-- start Records provided --
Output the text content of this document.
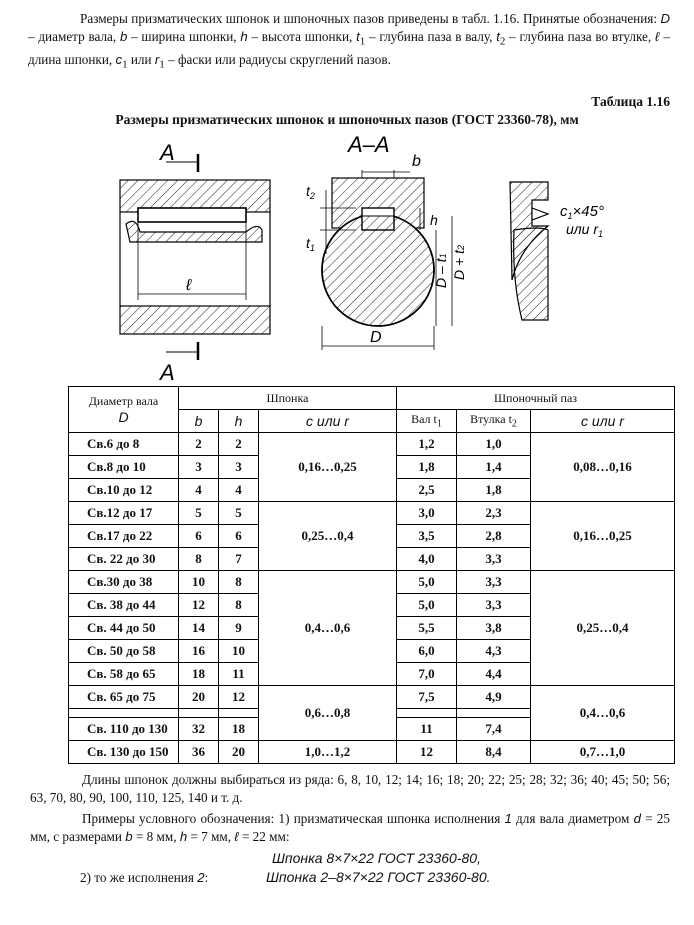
Размеры призматических шпонок и шпоночных пазов приведены в табл. 1.16. Принятые обозначения: D – диаметр вала, b – ширина шпонки, h – высота шпонки, $t_1$ – глубина паза в валу, $t_2$ – глубина паза во втулке, ℓ – длина шпонки, $с_1$ или $r_1$ – фаски или радиусы скруглений пазов.
Таблица 1.16
Размеры призматических шпонок и шпоночных пазов (ГОСТ 23360-78), мм
А
А
ℓ
А–А
b
$t_2$
$t_1$
h
D – t1 D + t2
D
$с_1\times 45^\circ$
или $r_1$
Диаметр вала
D	Шпонка			Шпоночный паз		
	b	h	с или r	Вал $t_1$	Втулка $t_2$	с или r
Св.6 до 8	2	2	0,16…0,25	1,2	1,0	0,08…0,16
Св.8 до 10	3	3		1,8	1,4	
Св.10 до 12	4	4		2,5	1,8	
Св.12 до 17	5	5	0,25…0,4	3,0	2,3	0,16…0,25
Св.17 до 22	6	6		3,5	2,8	
Св. 22 до 30	8	7		4,0	3,3	
Св.30 до 38	10	8	0,4…0,6	5,0	3,3	0,25…0,4
Св. 38 до 44	12	8		5,0	3,3	
Св. 44 до 50	14	9		5,5	3,8	
Св. 50 до 58	16	10		6,0	4,3	
Св. 58 до 65	18	11		7,0	4,4	
Св. 65 до 75	20	12	0,6…0,8	7,5	4,9	0,4…0,6

Св. 110 до 130	32	18		11	7,4	
Св. 130 до 150	36	20	1,0…1,2	12	8,4	0,7…1,0
Длины шпонок должны выбираться из ряда: 6, 8, 10, 12; 14; 16; 18; 20; 22; 25; 28; 32; 36; 40; 45; 50; 56; 63, 70, 80, 90, 100, 110, 125, 140 и т. д.
Примеры условного обозначения: 1) призматическая шпонка исполнения 1 для вала диаметром d = 25 мм, с размерами b = 8 мм, h = 7 мм, ℓ = 22 мм:
Шпонка 8×7×22 ГОСТ 23360-80,
2) то же исполнения 2:	Шпонка 2–8×7×22 ГОСТ 23360-80.
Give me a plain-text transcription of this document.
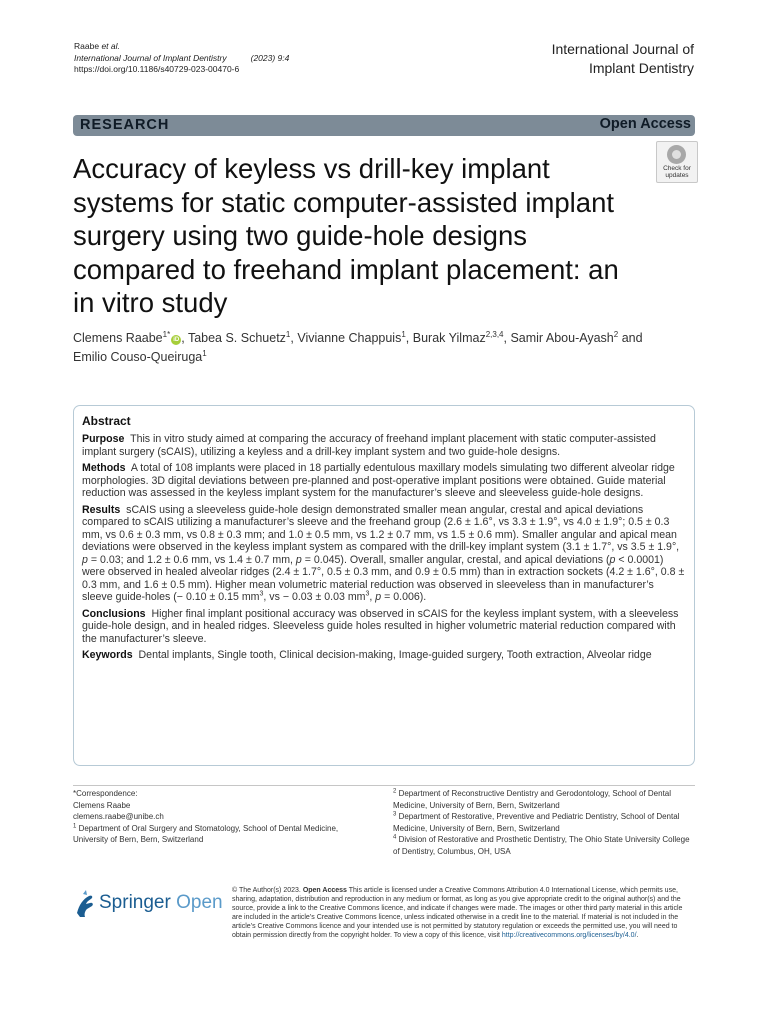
Raabe et al.
International Journal of Implant Dentistry	(2023) 9:4
https://doi.org/10.1186/s40729-023-00470-6
International Journal of
Implant Dentistry
RESEARCH	Open Access
Accuracy of keyless vs drill-key implant systems for static computer-assisted implant surgery using two guide-hole designs compared to freehand implant placement: an in vitro study
Check for
updates
Clemens Raabe$^{1*}$iD , Tabea S. Schuetz$^1$, Vivianne Chappuis$^1$, Burak Yilmaz$^{2,3,4}$, Samir Abou-Ayash$^2$ and
Emilio Couso-Queiruga$^1$
Abstract

Purpose This in vitro study aimed at comparing the accuracy of freehand implant placement with static computer-assisted implant surgery (sCAIS), utilizing a keyless and a drill-key implant system and two guide-hole designs.

Methods A total of 108 implants were placed in 18 partially edentulous maxillary models simulating two different alveolar ridge morphologies. 3D digital deviations between pre-planned and post-operative implant positions were obtained. Guide material reduction was assessed in the keyless implant system for the manufacturer’s sleeve and sleeveless guide-hole designs.

Results sCAIS using a sleeveless guide-hole design demonstrated smaller mean angular, crestal and apical deviations compared to sCAIS utilizing a manufacturer’s sleeve and the freehand group (2.6 ± 1.6°, vs 3.3 ± 1.9°, vs 4.0 ± 1.9°; 0.5 ± 0.3 mm, vs 0.6 ± 0.3 mm, vs 0.8 ± 0.3 mm; and 1.0 ± 0.5 mm, vs 1.2 ± 0.7 mm, vs 1.5 ± 0.6 mm). Smaller angular and apical mean deviations were observed in the keyless implant system as compared with the drill-key implant system (3.1 ± 1.7°, vs 3.5 ± 1.9°, p = 0.03; and 1.2 ± 0.6 mm, vs 1.4 ± 0.7 mm, p = 0.045). Overall, smaller angular, crestal, and apical deviations (p < 0.0001) were observed in healed alveolar ridges (2.4 ± 1.7°, 0.5 ± 0.3 mm, and 0.9 ± 0.5 mm) than in extraction sockets (4.2 ± 1.6°, 0.8 ± 0.3 mm, and 1.6 ± 0.5 mm). Higher mean volumetric material reduction was observed in sleeveless than in manufacturer’s sleeve guide-holes (− 0.10 ± 0.15 $mm^3$, vs − 0.03 ± 0.03 $mm^3$, p = 0.006).

Conclusions Higher final implant positional accuracy was observed in sCAIS for the keyless implant system, with a sleeveless guide-hole design, and in healed ridges. Sleeveless guide holes resulted in higher volumetric material reduction compared with the manufacturer’s sleeve.

Keywords Dental implants, Single tooth, Clinical decision-making, Image-guided surgery, Tooth extraction, Alveolar ridge

*Correspondence:
Clemens Raabe
clemens.raabe@unibe.ch
$^1$ Department of Oral Surgery and Stomatology, School of Dental Medicine, University of Bern, Bern, Switzerland
$^2$ Department of Reconstructive Dentistry and Gerodontology, School of Dental Medicine, University of Bern, Bern, Switzerland
$^3$ Department of Restorative, Preventive and Pediatric Dentistry, School of Dental Medicine, University of Bern, Bern, Switzerland
$^4$ Division of Restorative and Prosthetic Dentistry, The Ohio State University College of Dentistry, Columbus, OH, USA
Springer Open
© The Author(s) 2023. Open Access This article is licensed under a Creative Commons Attribution 4.0 International License, which permits use, sharing, adaptation, distribution and reproduction in any medium or format, as long as you give appropriate credit to the original author(s) and the source, provide a link to the Creative Commons licence, and indicate if changes were made. The images or other third party material in this article are included in the article’s Creative Commons licence, unless indicated otherwise in a credit line to the material. If material is not included in the article’s Creative Commons licence and your intended use is not permitted by statutory regulation or exceeds the permitted use, you will need to obtain permission directly from the copyright holder. To view a copy of this licence, visit http://creativecommons.org/licenses/by/4.0/.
-- end Records provided --
> **Short exercise**
Copy each line of the records that contains the word "шпоночных".

> **Exercise result**
Размеры призматических шпонок и шпоночных пазов приведены в табл. 1.16. Принятые обозначения: D – диаметр вала, b – ширина шпонки, h – высота шпонки, $t_1$ – глубина паза в валу, $t_2$ – глубина паза во втулке, ℓ – длина шпонки, $с_1$ или $r_1$ – фаски или радиусы скруглений пазов.
Размеры призматических шпонок и шпоночных пазов (ГОСТ 23360-78), мм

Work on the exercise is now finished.